** start of Records shown **

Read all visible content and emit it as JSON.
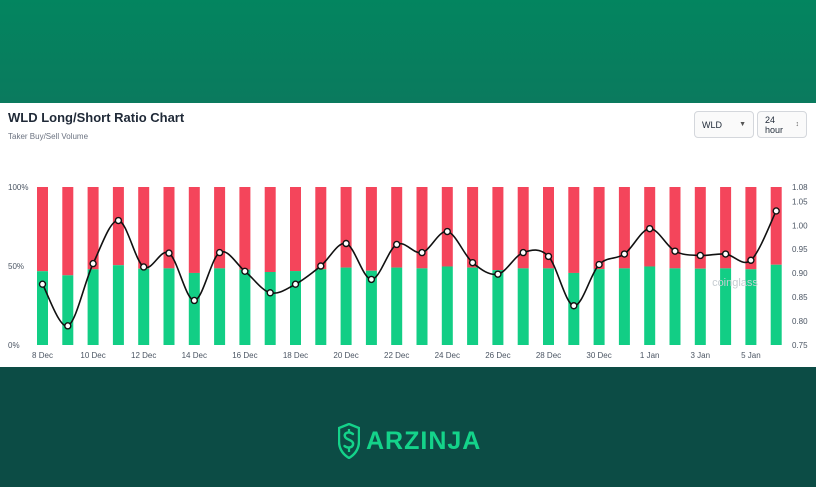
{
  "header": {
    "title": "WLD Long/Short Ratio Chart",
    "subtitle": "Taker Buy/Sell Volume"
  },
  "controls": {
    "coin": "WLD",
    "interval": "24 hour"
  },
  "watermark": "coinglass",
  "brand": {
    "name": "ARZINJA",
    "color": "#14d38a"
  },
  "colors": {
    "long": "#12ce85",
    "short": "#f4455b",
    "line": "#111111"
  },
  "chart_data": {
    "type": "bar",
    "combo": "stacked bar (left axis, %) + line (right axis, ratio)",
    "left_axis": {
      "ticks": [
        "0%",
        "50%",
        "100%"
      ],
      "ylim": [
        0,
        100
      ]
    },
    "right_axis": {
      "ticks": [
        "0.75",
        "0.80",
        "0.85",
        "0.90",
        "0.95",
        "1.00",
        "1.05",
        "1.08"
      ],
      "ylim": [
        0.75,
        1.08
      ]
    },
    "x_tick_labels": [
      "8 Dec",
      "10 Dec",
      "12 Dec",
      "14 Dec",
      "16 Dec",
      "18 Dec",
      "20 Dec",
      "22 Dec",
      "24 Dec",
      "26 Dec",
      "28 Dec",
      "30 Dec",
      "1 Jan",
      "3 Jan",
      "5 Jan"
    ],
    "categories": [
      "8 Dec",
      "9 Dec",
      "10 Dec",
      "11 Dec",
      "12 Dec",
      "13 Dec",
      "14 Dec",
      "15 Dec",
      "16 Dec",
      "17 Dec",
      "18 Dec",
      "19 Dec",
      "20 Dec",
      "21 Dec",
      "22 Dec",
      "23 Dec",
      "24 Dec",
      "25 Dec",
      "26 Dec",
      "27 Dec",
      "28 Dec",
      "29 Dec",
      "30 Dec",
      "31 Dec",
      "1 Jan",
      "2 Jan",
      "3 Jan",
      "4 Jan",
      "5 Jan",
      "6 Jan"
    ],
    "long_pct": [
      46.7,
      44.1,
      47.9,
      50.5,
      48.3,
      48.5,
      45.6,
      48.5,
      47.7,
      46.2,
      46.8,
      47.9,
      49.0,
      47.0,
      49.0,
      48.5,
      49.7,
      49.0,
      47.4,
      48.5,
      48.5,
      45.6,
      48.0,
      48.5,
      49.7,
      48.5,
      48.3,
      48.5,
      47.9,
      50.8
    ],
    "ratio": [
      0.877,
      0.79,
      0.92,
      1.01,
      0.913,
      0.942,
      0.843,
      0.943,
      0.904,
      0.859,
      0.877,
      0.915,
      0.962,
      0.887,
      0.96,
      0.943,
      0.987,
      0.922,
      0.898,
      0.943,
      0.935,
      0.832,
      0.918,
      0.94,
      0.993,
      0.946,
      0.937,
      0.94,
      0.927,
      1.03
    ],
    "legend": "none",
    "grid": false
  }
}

** end of Records shown **
** start of Records shown **

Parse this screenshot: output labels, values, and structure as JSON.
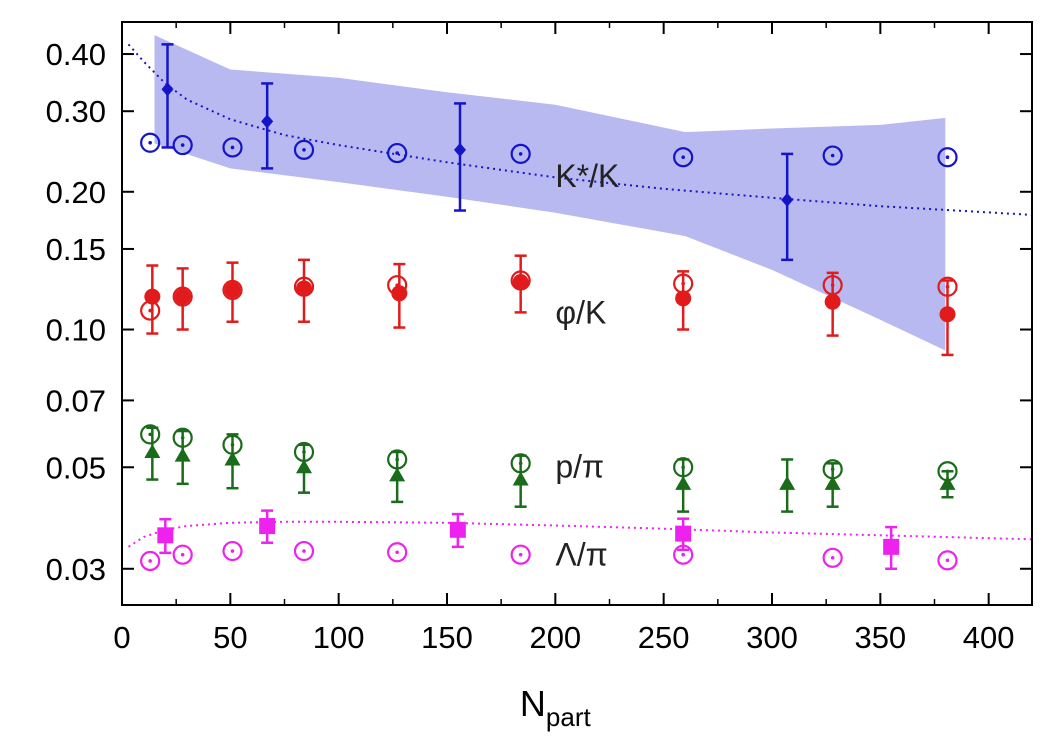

** end of Records shown **
** start of Records shown **

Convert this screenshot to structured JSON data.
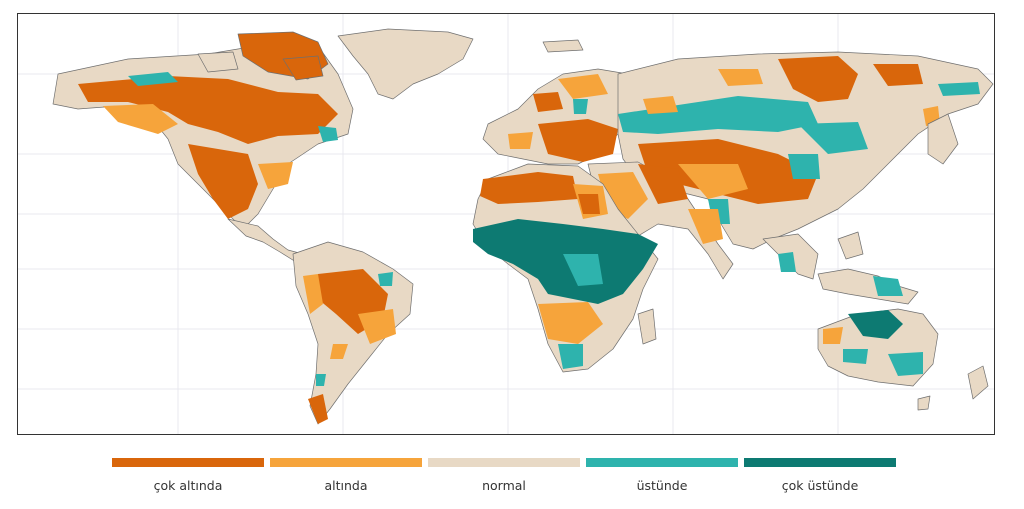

** end of Records shown **

- [What you need to do]: Give solely the number of lines in the data that contain the string "this".

- [Written reply]: 2